WHAT THE TASK ASKS: Reproduce every line of the listing as written, apart from the pictures.

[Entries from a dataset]
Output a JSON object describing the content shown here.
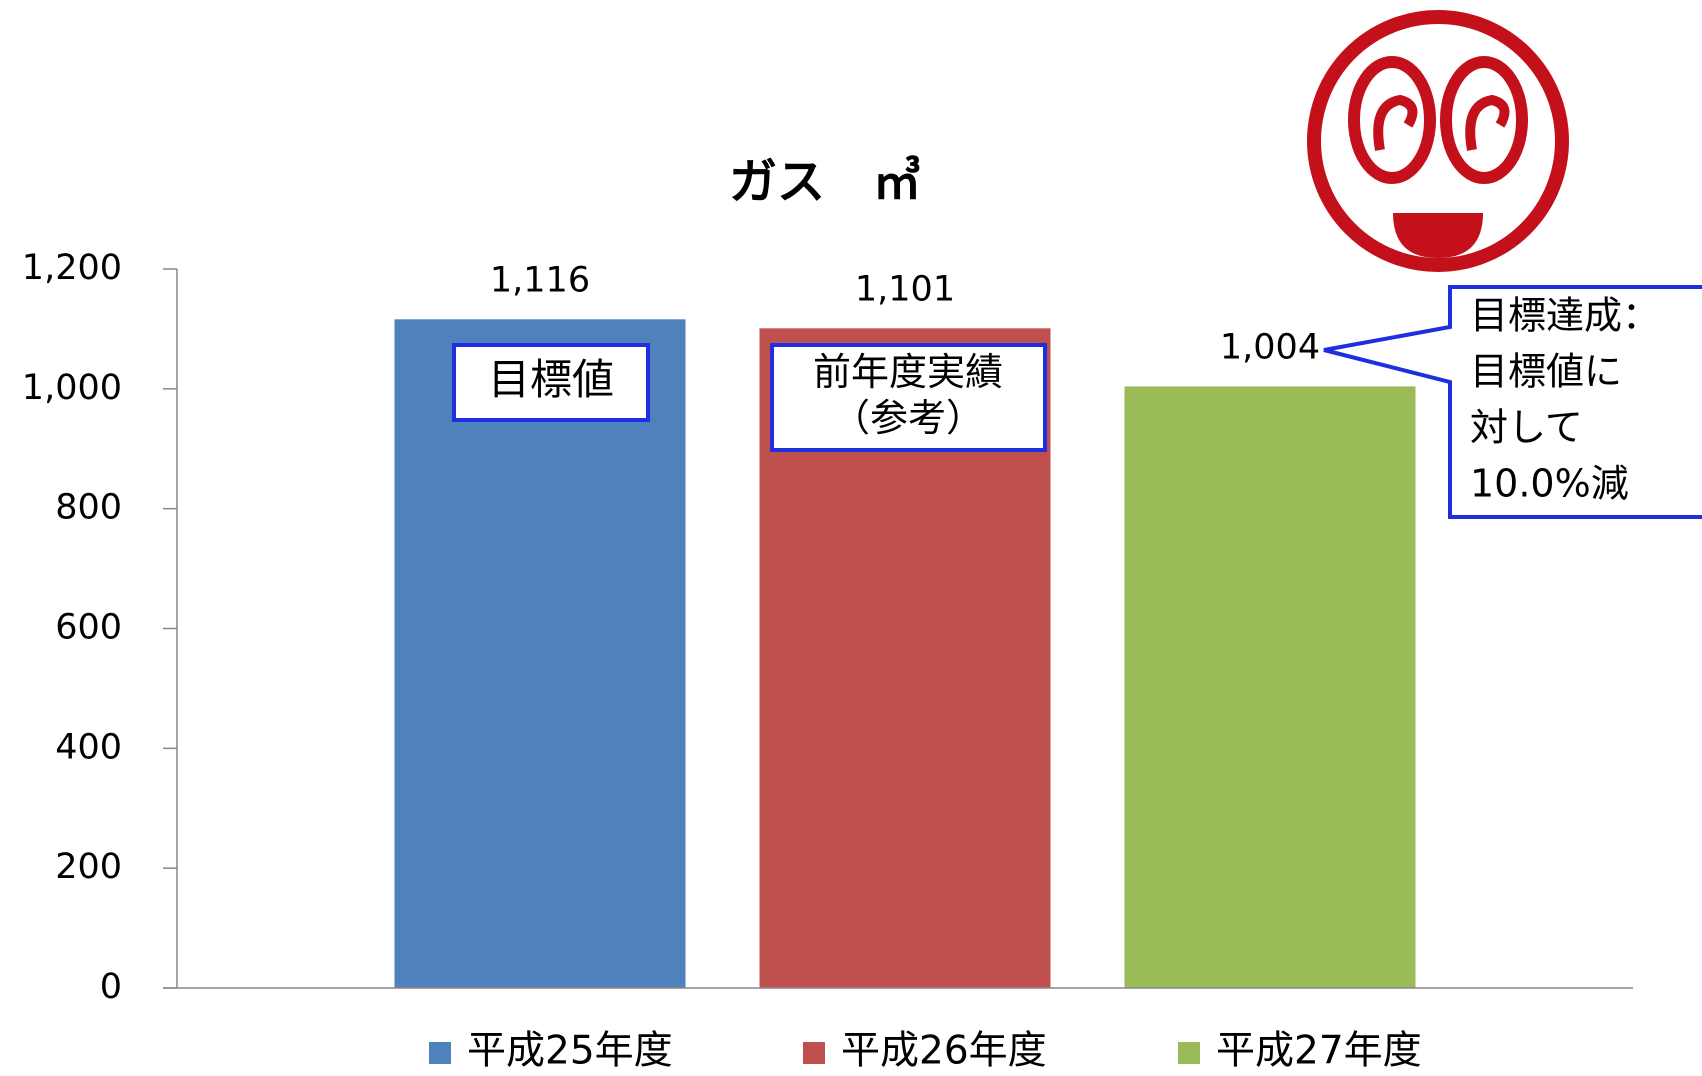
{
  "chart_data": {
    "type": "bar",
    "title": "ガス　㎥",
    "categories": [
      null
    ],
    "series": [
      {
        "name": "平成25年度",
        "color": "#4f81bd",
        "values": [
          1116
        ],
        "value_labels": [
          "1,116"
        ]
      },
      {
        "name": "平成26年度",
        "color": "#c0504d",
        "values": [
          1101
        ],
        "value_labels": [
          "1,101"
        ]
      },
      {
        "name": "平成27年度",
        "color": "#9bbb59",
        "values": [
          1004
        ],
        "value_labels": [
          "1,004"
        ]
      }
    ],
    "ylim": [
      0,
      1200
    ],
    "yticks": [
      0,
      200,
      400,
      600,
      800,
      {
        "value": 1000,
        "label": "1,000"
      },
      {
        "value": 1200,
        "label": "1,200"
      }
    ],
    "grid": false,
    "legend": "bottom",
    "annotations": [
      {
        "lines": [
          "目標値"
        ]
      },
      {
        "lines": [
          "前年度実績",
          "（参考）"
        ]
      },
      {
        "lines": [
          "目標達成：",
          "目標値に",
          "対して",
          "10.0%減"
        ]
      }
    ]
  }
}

SOLUTION:
Output a JSON object describing the content shown here.
{
  "chart_data": {
    "type": "bar",
    "title": "ガス　㎥",
    "categories": [
      null
    ],
    "series": [
      {
        "name": "平成25年度",
        "color": "#4f81bd",
        "values": [
          1116
        ],
        "value_labels": [
          "1,116"
        ]
      },
      {
        "name": "平成26年度",
        "color": "#c0504d",
        "values": [
          1101
        ],
        "value_labels": [
          "1,101"
        ]
      },
      {
        "name": "平成27年度",
        "color": "#9bbb59",
        "values": [
          1004
        ],
        "value_labels": [
          "1,004"
        ]
      }
    ],
    "ylim": [
      0,
      1200
    ],
    "yticks": [
      0,
      200,
      400,
      600,
      800,
      {
        "value": 1000,
        "label": "1,000"
      },
      {
        "value": 1200,
        "label": "1,200"
      }
    ],
    "grid": false,
    "legend": "bottom",
    "annotations": [
      {
        "lines": [
          "目標値"
        ]
      },
      {
        "lines": [
          "前年度実績",
          "（参考）"
        ]
      },
      {
        "lines": [
          "目標達成：",
          "目標値に",
          "対して",
          "10.0%減"
        ]
      }
    ]
  }
}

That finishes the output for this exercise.